- **Your task**:
Copy out all the lines in the records that include the word "xlabel".

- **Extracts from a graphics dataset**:
►
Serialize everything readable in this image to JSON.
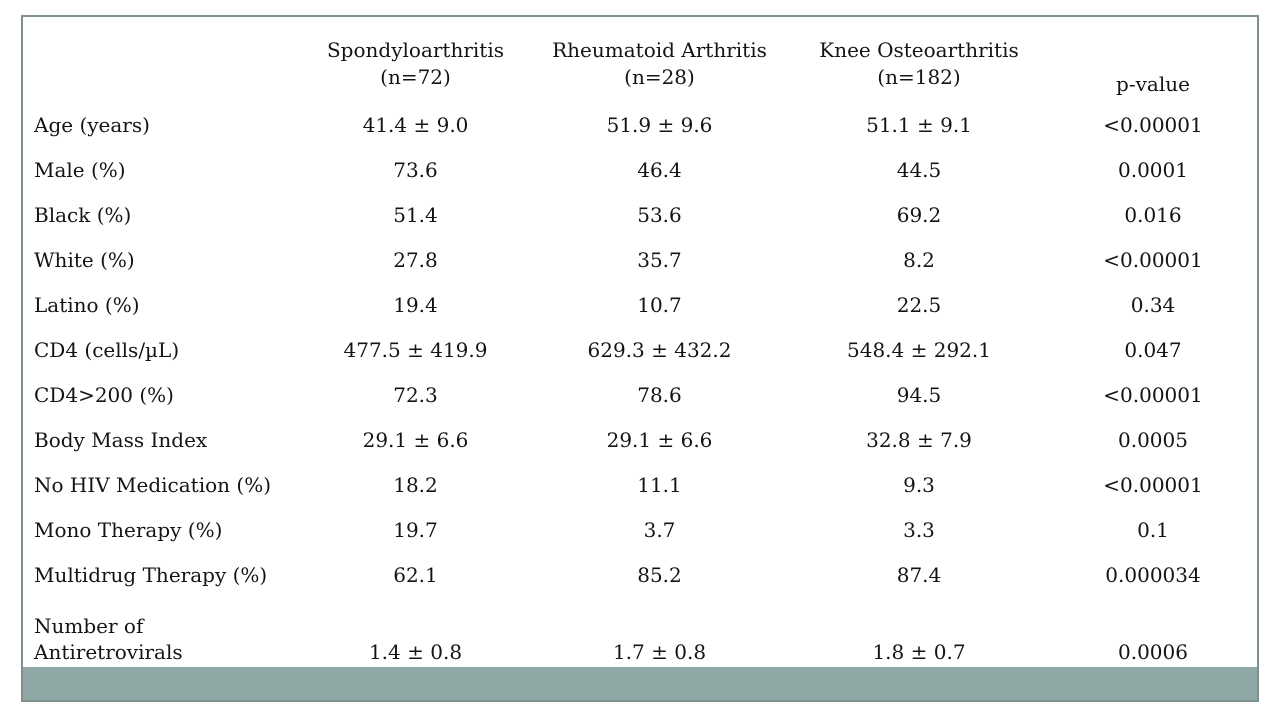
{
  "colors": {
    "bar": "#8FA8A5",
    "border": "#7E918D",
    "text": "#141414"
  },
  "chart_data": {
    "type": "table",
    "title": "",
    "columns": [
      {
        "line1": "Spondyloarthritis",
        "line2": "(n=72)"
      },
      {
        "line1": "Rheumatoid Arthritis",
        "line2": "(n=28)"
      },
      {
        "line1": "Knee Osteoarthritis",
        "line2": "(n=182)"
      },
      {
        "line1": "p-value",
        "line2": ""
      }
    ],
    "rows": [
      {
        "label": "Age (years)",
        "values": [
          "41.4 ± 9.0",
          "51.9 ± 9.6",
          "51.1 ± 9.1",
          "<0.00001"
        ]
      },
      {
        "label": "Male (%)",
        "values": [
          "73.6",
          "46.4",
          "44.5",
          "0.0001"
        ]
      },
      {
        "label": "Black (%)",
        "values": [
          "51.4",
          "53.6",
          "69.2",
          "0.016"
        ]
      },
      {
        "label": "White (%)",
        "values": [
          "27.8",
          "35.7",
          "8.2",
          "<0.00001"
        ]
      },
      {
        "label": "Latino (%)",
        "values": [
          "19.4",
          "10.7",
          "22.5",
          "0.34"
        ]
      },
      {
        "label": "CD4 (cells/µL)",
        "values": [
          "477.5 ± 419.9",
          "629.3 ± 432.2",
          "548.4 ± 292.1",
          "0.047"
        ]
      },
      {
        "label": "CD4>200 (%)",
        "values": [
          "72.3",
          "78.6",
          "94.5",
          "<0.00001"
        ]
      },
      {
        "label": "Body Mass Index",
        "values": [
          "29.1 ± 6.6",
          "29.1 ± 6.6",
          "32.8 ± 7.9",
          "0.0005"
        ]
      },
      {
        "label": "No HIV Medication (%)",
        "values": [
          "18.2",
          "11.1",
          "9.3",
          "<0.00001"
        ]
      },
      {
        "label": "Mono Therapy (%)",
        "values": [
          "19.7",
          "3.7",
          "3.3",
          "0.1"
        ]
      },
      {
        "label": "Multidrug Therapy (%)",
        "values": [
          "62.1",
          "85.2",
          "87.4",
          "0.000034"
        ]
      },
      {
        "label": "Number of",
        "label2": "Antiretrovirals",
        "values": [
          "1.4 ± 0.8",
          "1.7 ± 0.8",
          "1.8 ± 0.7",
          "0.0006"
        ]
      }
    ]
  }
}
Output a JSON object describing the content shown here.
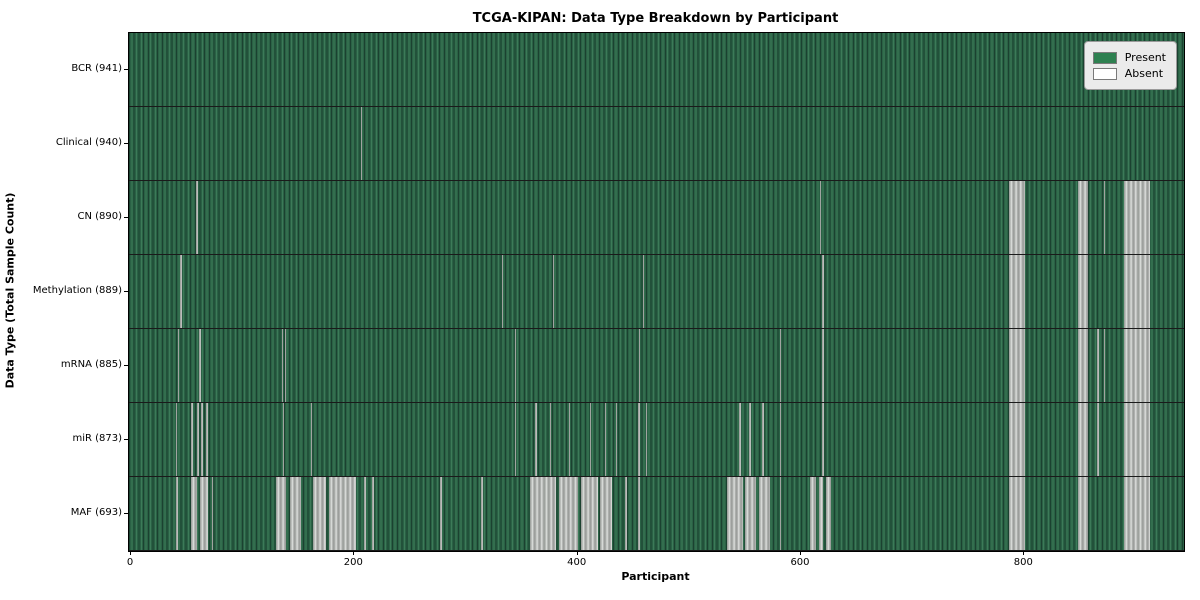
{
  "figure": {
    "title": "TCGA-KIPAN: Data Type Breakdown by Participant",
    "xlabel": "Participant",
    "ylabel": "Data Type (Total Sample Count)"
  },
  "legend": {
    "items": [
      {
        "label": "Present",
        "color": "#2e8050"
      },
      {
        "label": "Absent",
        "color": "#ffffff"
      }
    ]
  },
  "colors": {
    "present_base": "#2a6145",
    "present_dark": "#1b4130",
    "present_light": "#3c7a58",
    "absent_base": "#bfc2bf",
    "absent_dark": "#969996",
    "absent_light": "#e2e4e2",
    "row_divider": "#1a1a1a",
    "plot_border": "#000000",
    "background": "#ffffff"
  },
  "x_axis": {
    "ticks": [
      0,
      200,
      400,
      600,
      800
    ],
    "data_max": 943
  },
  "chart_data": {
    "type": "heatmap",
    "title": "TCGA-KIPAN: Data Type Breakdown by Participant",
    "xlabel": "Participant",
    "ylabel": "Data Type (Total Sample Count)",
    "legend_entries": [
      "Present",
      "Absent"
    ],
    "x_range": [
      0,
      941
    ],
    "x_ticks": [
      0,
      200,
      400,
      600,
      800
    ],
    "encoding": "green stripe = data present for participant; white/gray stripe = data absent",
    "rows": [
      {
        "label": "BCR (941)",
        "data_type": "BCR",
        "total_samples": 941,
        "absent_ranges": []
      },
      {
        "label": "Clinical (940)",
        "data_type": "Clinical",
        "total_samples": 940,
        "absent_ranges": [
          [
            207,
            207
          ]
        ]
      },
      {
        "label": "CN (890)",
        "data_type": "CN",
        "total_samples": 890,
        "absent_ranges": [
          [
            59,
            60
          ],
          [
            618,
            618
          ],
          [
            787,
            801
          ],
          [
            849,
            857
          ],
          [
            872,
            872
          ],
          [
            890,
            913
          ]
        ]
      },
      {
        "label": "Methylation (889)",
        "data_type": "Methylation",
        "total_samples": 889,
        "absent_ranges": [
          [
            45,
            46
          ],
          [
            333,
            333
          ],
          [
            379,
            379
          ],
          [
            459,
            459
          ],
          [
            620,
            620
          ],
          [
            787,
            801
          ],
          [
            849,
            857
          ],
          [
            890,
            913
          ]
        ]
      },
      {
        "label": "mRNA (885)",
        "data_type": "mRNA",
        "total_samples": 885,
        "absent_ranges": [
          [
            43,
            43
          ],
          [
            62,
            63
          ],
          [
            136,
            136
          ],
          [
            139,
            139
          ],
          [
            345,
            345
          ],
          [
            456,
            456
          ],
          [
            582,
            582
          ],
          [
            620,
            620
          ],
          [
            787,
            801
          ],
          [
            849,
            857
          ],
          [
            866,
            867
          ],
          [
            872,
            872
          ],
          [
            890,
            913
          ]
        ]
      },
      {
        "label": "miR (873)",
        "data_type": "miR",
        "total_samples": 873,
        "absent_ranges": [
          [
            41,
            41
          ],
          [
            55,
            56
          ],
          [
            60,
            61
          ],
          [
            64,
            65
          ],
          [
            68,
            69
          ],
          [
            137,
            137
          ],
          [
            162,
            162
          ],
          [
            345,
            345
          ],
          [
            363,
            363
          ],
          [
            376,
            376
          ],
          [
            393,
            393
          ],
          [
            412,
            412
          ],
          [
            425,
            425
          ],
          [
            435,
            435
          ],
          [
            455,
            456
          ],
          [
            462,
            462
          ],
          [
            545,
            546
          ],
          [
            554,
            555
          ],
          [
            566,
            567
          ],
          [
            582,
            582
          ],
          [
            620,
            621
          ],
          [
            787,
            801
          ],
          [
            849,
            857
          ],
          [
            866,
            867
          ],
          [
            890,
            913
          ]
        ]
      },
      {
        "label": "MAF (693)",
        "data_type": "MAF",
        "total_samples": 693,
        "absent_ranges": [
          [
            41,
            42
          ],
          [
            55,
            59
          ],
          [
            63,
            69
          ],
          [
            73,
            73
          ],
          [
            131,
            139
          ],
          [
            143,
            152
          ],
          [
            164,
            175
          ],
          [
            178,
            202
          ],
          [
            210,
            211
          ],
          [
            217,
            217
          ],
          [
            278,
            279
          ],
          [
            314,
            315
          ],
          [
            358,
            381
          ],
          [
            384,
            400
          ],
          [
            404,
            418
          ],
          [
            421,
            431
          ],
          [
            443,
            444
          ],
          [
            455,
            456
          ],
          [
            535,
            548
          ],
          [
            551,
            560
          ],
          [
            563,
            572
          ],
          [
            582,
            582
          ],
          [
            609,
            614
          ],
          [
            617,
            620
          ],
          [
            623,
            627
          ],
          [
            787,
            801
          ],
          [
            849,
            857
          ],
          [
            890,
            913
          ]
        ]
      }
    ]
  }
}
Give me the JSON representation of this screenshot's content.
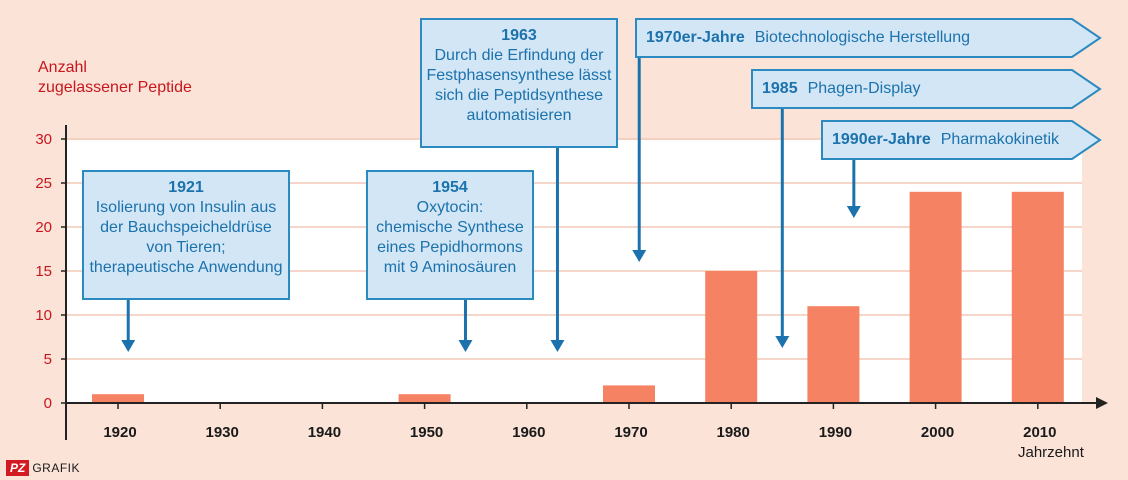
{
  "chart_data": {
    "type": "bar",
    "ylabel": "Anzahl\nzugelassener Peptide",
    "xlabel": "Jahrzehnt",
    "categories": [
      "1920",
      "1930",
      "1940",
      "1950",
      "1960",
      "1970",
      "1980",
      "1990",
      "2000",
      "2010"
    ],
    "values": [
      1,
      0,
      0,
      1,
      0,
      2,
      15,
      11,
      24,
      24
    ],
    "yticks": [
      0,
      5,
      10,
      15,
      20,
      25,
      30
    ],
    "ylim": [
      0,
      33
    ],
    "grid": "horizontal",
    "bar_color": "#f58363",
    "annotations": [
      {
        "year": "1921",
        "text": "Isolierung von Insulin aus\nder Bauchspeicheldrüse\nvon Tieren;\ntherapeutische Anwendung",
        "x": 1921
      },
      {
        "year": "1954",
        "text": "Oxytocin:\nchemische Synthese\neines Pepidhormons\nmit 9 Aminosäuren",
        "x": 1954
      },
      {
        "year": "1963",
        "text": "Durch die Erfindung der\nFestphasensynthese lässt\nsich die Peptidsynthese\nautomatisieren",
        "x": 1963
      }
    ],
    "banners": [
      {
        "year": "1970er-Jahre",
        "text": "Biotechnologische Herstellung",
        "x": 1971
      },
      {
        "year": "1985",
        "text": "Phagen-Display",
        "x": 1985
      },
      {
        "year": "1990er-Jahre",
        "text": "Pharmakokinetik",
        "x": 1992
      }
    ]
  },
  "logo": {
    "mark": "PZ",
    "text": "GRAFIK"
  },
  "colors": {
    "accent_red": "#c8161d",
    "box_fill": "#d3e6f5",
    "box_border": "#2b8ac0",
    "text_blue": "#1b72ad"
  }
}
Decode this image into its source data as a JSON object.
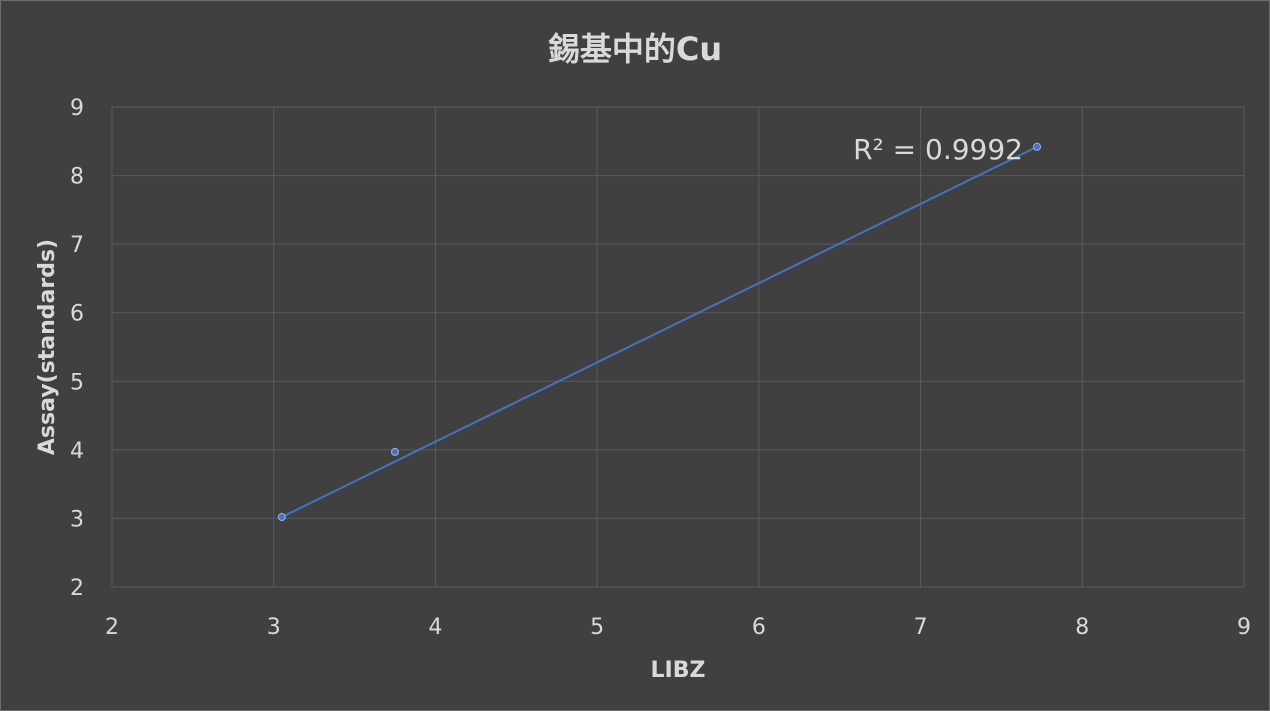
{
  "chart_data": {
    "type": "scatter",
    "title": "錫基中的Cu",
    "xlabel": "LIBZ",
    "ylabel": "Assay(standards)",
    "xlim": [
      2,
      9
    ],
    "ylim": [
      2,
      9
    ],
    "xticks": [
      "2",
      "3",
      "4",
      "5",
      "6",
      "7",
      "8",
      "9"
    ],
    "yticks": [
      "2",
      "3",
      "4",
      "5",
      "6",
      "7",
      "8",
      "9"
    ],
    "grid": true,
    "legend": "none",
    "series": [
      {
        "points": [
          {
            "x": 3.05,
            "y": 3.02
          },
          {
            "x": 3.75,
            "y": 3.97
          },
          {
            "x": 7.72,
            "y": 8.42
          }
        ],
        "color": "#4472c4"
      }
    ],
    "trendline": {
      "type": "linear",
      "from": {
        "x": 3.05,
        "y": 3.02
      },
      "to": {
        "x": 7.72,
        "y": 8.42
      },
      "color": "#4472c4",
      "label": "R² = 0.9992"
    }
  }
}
◄
- **Solved problem**:
    "xlabel": "Participant",
    "xlabel": "Participant",
    "xlabel": "Jahrzehnt",
    "xlabel": "LIBZ",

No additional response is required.